* What to work on: Retype everything in the listing, leaving each line exactly as it is.

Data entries
--*--

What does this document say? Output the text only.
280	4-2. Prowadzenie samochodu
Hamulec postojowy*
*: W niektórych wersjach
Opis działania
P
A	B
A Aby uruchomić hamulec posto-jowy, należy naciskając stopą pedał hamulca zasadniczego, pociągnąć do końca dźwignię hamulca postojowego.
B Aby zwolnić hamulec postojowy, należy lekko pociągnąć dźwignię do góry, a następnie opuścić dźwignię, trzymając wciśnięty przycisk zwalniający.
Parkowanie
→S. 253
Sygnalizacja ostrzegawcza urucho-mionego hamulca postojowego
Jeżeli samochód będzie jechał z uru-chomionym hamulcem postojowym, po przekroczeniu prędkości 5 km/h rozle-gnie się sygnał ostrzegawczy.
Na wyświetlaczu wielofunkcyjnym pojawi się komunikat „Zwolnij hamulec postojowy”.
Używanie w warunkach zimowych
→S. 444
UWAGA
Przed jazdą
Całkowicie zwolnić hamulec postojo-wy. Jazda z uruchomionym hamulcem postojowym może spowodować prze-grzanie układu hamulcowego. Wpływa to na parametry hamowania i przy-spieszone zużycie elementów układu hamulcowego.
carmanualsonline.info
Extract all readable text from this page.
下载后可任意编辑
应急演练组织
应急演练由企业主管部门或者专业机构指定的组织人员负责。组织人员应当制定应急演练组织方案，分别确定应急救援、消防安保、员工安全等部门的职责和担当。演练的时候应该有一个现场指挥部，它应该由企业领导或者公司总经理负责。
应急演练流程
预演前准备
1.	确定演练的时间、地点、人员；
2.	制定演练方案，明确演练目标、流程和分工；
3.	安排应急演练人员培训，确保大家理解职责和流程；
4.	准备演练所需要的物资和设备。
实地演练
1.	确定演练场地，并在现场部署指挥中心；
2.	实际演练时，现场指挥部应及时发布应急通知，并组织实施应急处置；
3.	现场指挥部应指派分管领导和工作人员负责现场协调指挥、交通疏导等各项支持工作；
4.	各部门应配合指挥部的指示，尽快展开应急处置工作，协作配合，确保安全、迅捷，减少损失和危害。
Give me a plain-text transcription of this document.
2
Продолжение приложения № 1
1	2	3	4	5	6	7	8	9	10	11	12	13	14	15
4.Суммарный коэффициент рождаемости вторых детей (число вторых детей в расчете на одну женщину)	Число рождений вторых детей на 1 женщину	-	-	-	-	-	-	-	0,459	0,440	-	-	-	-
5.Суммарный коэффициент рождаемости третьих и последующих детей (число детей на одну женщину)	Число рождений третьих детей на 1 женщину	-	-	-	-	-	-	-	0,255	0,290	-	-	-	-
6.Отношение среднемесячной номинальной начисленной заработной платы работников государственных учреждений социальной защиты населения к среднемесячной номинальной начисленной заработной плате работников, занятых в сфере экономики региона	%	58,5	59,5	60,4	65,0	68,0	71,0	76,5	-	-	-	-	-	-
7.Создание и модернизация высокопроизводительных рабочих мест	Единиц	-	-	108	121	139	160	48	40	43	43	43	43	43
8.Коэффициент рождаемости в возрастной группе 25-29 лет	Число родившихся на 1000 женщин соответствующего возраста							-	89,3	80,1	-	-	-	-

--*--

* Response to this task:
What does this document say? Output the text only.
280	4-2. Prowadzenie samochodu
Hamulec postojowy*
*: W niektórych wersjach
Opis działania
P
A	B
A Aby uruchomić hamulec posto-jowy, należy naciskając stopą pedał hamulca zasadniczego, pociągnąć do końca dźwignię hamulca postojowego.
B Aby zwolnić hamulec postojowy, należy lekko pociągnąć dźwignię do góry, a następnie opuścić dźwignię, trzymając wciśnięty przycisk zwalniający.
Parkowanie
→S. 253
Sygnalizacja ostrzegawcza urucho-mionego hamulca postojowego
Jeżeli samochód będzie jechał z uru-chomionym hamulcem postojowym, po przekroczeniu prędkości 5 km/h rozle-gnie się sygnał ostrzegawczy.
Na wyświetlaczu wielofunkcyjnym pojawi się komunikat „Zwolnij hamulec postojowy”.
Używanie w warunkach zimowych
→S. 444
UWAGA
Przed jazdą
Całkowicie zwolnić hamulec postojo-wy. Jazda z uruchomionym hamulcem postojowym może spowodować prze-grzanie układu hamulcowego. Wpływa to na parametry hamowania i przy-spieszone zużycie elementów układu hamulcowego.
carmanualsonline.info
Extract all readable text from this page.
下载后可任意编辑
应急演练组织
应急演练由企业主管部门或者专业机构指定的组织人员负责。组织人员应当制定应急演练组织方案，分别确定应急救援、消防安保、员工安全等部门的职责和担当。演练的时候应该有一个现场指挥部，它应该由企业领导或者公司总经理负责。
应急演练流程
预演前准备
1.	确定演练的时间、地点、人员；
2.	制定演练方案，明确演练目标、流程和分工；
3.	安排应急演练人员培训，确保大家理解职责和流程；
4.	准备演练所需要的物资和设备。
实地演练
1.	确定演练场地，并在现场部署指挥中心；
2.	实际演练时，现场指挥部应及时发布应急通知，并组织实施应急处置；
3.	现场指挥部应指派分管领导和工作人员负责现场协调指挥、交通疏导等各项支持工作；
4.	各部门应配合指挥部的指示，尽快展开应急处置工作，协作配合，确保安全、迅捷，减少损失和危害。
Give me a plain-text transcription of this document.
2
Продолжение приложения № 1
1	2	3	4	5	6	7	8	9	10	11	12	13	14	15
4.Суммарный коэффициент рождаемости вторых детей (число вторых детей в расчете на одну женщину)	Число рождений вторых детей на 1 женщину	-	-	-	-	-	-	-	0,459	0,440	-	-	-	-
5.Суммарный коэффициент рождаемости третьих и последующих детей (число детей на одну женщину)	Число рождений третьих детей на 1 женщину	-	-	-	-	-	-	-	0,255	0,290	-	-	-	-
6.Отношение среднемесячной номинальной начисленной заработной платы работников государственных учреждений социальной защиты населения к среднемесячной номинальной начисленной заработной плате работников, занятых в сфере экономики региона	%	58,5	59,5	60,4	65,0	68,0	71,0	76,5	-	-	-	-	-	-
7.Создание и модернизация высокопроизводительных рабочих мест	Единиц	-	-	108	121	139	160	48	40	43	43	43	43	43
8.Коэффициент рождаемости в возрастной группе 25-29 лет	Число родившихся на 1000 женщин соответствующего возраста							-	89,3	80,1	-	-	-	-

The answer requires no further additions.